Reproduce all of the material word for word.

▸ **RECORDS**:
= = =
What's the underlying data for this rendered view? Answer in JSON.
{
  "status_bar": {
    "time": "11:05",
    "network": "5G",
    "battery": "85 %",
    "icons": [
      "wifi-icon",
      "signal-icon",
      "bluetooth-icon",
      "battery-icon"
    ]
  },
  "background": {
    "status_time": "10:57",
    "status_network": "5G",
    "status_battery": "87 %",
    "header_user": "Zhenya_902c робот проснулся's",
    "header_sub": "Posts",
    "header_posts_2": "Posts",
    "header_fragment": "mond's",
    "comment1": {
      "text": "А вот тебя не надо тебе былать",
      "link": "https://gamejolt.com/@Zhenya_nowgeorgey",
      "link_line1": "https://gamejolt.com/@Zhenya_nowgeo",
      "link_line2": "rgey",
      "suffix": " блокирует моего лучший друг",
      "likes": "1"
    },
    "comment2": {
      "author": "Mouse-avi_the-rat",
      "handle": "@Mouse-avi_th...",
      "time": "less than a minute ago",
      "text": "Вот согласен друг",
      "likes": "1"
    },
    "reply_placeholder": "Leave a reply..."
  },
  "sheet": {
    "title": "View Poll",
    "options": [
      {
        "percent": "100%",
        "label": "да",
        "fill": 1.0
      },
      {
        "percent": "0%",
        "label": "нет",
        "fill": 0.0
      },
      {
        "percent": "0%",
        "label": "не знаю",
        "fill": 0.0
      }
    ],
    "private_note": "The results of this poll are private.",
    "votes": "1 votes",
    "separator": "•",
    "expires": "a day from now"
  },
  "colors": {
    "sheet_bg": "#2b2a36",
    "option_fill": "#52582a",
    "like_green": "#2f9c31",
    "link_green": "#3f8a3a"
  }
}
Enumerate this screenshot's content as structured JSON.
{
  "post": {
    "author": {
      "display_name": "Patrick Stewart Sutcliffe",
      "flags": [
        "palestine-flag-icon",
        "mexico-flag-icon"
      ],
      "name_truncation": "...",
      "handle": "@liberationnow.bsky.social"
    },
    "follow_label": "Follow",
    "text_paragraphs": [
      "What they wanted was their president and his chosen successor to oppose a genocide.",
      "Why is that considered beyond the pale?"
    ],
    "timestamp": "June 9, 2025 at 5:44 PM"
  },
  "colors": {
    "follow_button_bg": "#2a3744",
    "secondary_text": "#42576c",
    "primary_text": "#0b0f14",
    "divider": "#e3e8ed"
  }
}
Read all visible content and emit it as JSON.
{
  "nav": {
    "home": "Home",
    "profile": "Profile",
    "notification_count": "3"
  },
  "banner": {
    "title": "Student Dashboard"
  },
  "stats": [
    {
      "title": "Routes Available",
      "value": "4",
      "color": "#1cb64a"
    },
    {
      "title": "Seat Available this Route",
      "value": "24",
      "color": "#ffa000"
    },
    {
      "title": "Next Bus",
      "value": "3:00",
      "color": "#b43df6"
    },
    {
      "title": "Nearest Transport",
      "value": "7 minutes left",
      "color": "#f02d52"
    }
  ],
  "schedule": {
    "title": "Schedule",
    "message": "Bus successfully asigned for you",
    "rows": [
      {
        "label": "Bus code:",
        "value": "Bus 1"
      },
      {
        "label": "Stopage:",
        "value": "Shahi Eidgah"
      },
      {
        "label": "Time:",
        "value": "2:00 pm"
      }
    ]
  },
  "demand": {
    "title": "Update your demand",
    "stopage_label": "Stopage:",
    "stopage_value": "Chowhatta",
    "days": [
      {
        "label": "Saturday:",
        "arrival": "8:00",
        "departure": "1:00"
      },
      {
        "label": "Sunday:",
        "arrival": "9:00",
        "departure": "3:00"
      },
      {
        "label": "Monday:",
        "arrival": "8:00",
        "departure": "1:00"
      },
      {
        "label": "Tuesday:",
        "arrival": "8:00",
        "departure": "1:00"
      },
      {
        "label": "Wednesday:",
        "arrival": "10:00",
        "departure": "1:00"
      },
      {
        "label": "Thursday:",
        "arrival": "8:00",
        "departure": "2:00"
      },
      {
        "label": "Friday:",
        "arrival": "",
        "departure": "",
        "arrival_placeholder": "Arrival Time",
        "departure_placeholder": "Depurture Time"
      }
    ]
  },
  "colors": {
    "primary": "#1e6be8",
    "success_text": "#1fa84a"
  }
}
= = =
▸ **FULL SOLUTION**:
What's the underlying data for this rendered view? Answer in JSON.
{
  "status_bar": {
    "time": "11:05",
    "network": "5G",
    "battery": "85 %",
    "icons": [
      "wifi-icon",
      "signal-icon",
      "bluetooth-icon",
      "battery-icon"
    ]
  },
  "background": {
    "status_time": "10:57",
    "status_network": "5G",
    "status_battery": "87 %",
    "header_user": "Zhenya_902c робот проснулся's",
    "header_sub": "Posts",
    "header_posts_2": "Posts",
    "header_fragment": "mond's",
    "comment1": {
      "text": "А вот тебя не надо тебе былать",
      "link": "https://gamejolt.com/@Zhenya_nowgeorgey",
      "link_line1": "https://gamejolt.com/@Zhenya_nowgeo",
      "link_line2": "rgey",
      "suffix": " блокирует моего лучший друг",
      "likes": "1"
    },
    "comment2": {
      "author": "Mouse-avi_the-rat",
      "handle": "@Mouse-avi_th...",
      "time": "less than a minute ago",
      "text": "Вот согласен друг",
      "likes": "1"
    },
    "reply_placeholder": "Leave a reply..."
  },
  "sheet": {
    "title": "View Poll",
    "options": [
      {
        "percent": "100%",
        "label": "да",
        "fill": 1.0
      },
      {
        "percent": "0%",
        "label": "нет",
        "fill": 0.0
      },
      {
        "percent": "0%",
        "label": "не знаю",
        "fill": 0.0
      }
    ],
    "private_note": "The results of this poll are private.",
    "votes": "1 votes",
    "separator": "•",
    "expires": "a day from now"
  },
  "colors": {
    "sheet_bg": "#2b2a36",
    "option_fill": "#52582a",
    "like_green": "#2f9c31",
    "link_green": "#3f8a3a"
  }
}
Enumerate this screenshot's content as structured JSON.
{
  "post": {
    "author": {
      "display_name": "Patrick Stewart Sutcliffe",
      "flags": [
        "palestine-flag-icon",
        "mexico-flag-icon"
      ],
      "name_truncation": "...",
      "handle": "@liberationnow.bsky.social"
    },
    "follow_label": "Follow",
    "text_paragraphs": [
      "What they wanted was their president and his chosen successor to oppose a genocide.",
      "Why is that considered beyond the pale?"
    ],
    "timestamp": "June 9, 2025 at 5:44 PM"
  },
  "colors": {
    "follow_button_bg": "#2a3744",
    "secondary_text": "#42576c",
    "primary_text": "#0b0f14",
    "divider": "#e3e8ed"
  }
}
Read all visible content and emit it as JSON.
{
  "nav": {
    "home": "Home",
    "profile": "Profile",
    "notification_count": "3"
  },
  "banner": {
    "title": "Student Dashboard"
  },
  "stats": [
    {
      "title": "Routes Available",
      "value": "4",
      "color": "#1cb64a"
    },
    {
      "title": "Seat Available this Route",
      "value": "24",
      "color": "#ffa000"
    },
    {
      "title": "Next Bus",
      "value": "3:00",
      "color": "#b43df6"
    },
    {
      "title": "Nearest Transport",
      "value": "7 minutes left",
      "color": "#f02d52"
    }
  ],
  "schedule": {
    "title": "Schedule",
    "message": "Bus successfully asigned for you",
    "rows": [
      {
        "label": "Bus code:",
        "value": "Bus 1"
      },
      {
        "label": "Stopage:",
        "value": "Shahi Eidgah"
      },
      {
        "label": "Time:",
        "value": "2:00 pm"
      }
    ]
  },
  "demand": {
    "title": "Update your demand",
    "stopage_label": "Stopage:",
    "stopage_value": "Chowhatta",
    "days": [
      {
        "label": "Saturday:",
        "arrival": "8:00",
        "departure": "1:00"
      },
      {
        "label": "Sunday:",
        "arrival": "9:00",
        "departure": "3:00"
      },
      {
        "label": "Monday:",
        "arrival": "8:00",
        "departure": "1:00"
      },
      {
        "label": "Tuesday:",
        "arrival": "8:00",
        "departure": "1:00"
      },
      {
        "label": "Wednesday:",
        "arrival": "10:00",
        "departure": "1:00"
      },
      {
        "label": "Thursday:",
        "arrival": "8:00",
        "departure": "2:00"
      },
      {
        "label": "Friday:",
        "arrival": "",
        "departure": "",
        "arrival_placeholder": "Arrival Time",
        "departure_placeholder": "Depurture Time"
      }
    ]
  },
  "colors": {
    "primary": "#1e6be8",
    "success_text": "#1fa84a"
  }
}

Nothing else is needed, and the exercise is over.